EXERCISE BRIEF
Output the entries word for word. Omit images.

[MATERIAL FOR THE TASK start]

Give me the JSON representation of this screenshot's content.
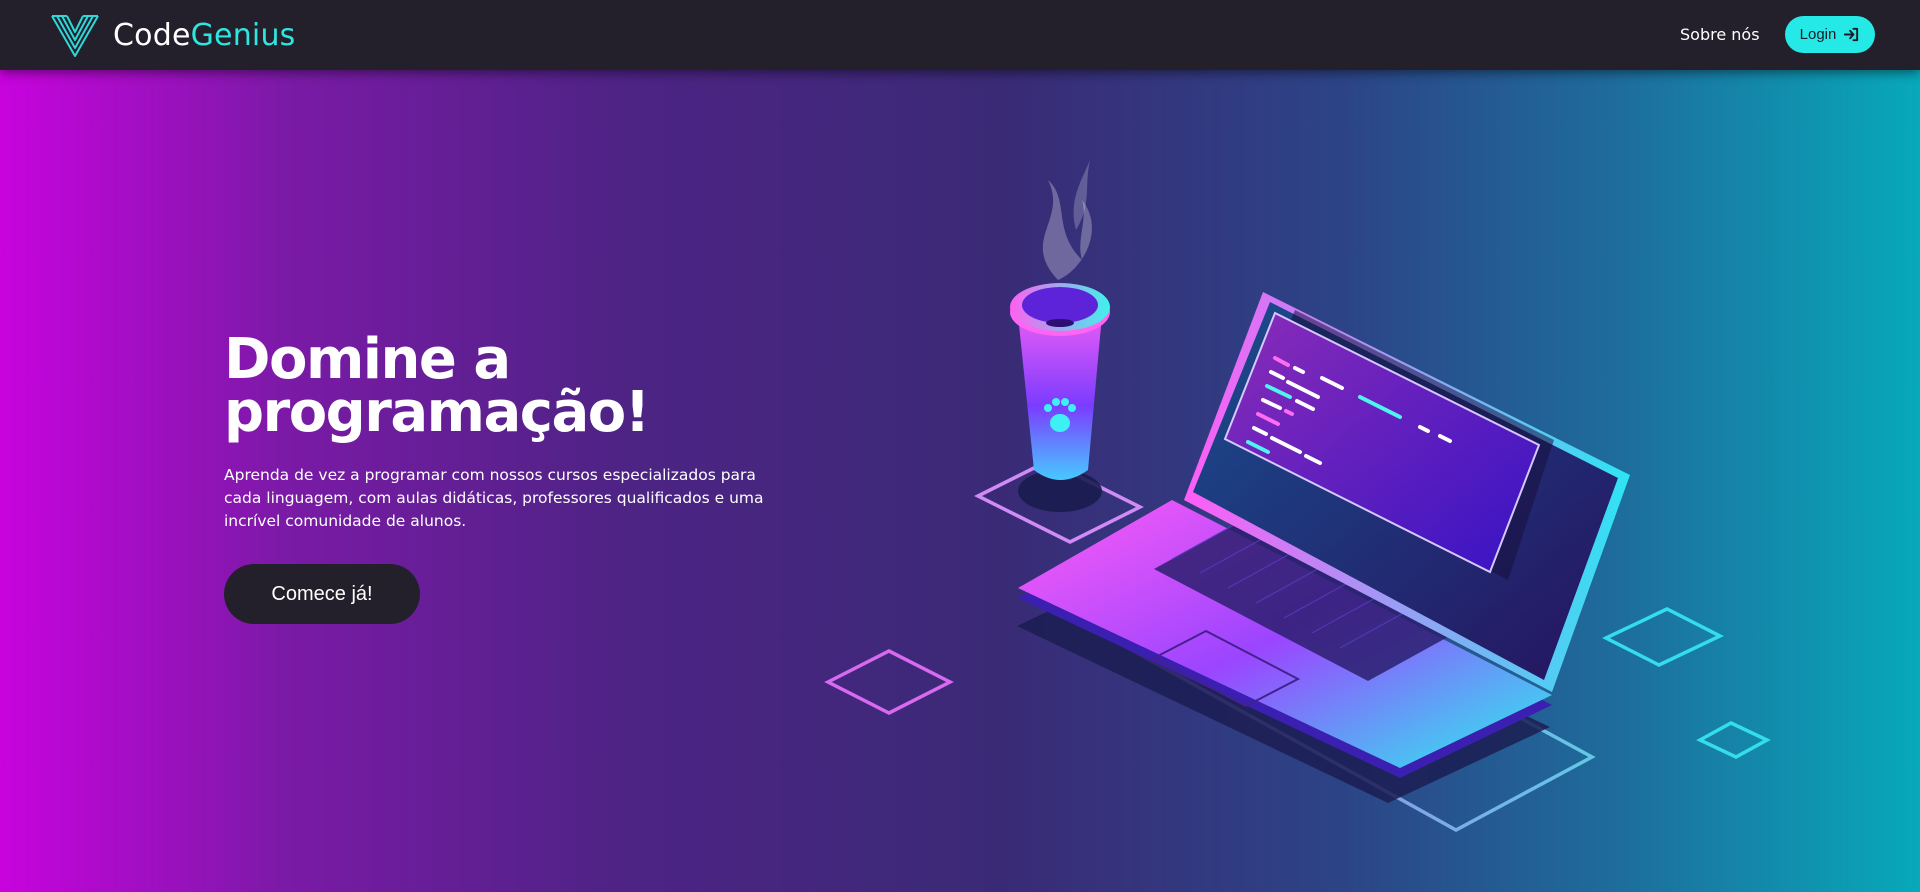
{
  "header": {
    "brand": {
      "part1": "Code",
      "part2": "Genius"
    },
    "nav": {
      "about": "Sobre nós",
      "login": "Login"
    }
  },
  "hero": {
    "title_line1": "Domine a",
    "title_line2": "programação!",
    "description": "Aprenda de vez a programar com nossos cursos especializados para cada linguagem, com aulas didáticas, professores qualificados e uma incrível comunidade de alunos.",
    "cta": "Comece já!"
  },
  "icons": {
    "logo": "v-logo-icon",
    "login": "login-arrow-icon",
    "cup": "coffee-cup-icon",
    "paw": "paw-icon"
  },
  "colors": {
    "header_bg": "#23202b",
    "accent_cyan": "#25e9e6",
    "gradient_left": "#c803de",
    "gradient_right": "#07a9ba",
    "button_dark": "#23202b",
    "text": "#ffffff"
  }
}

[MATERIAL FOR THE TASK end]

FINAL RESULT
Give me the JSON representation of this screenshot's content.
{
  "header": {
    "brand": {
      "part1": "Code",
      "part2": "Genius"
    },
    "nav": {
      "about": "Sobre nós",
      "login": "Login"
    }
  },
  "hero": {
    "title_line1": "Domine a",
    "title_line2": "programação!",
    "description": "Aprenda de vez a programar com nossos cursos especializados para cada linguagem, com aulas didáticas, professores qualificados e uma incrível comunidade de alunos.",
    "cta": "Comece já!"
  },
  "icons": {
    "logo": "v-logo-icon",
    "login": "login-arrow-icon",
    "cup": "coffee-cup-icon",
    "paw": "paw-icon"
  },
  "colors": {
    "header_bg": "#23202b",
    "accent_cyan": "#25e9e6",
    "gradient_left": "#c803de",
    "gradient_right": "#07a9ba",
    "button_dark": "#23202b",
    "text": "#ffffff"
  }
}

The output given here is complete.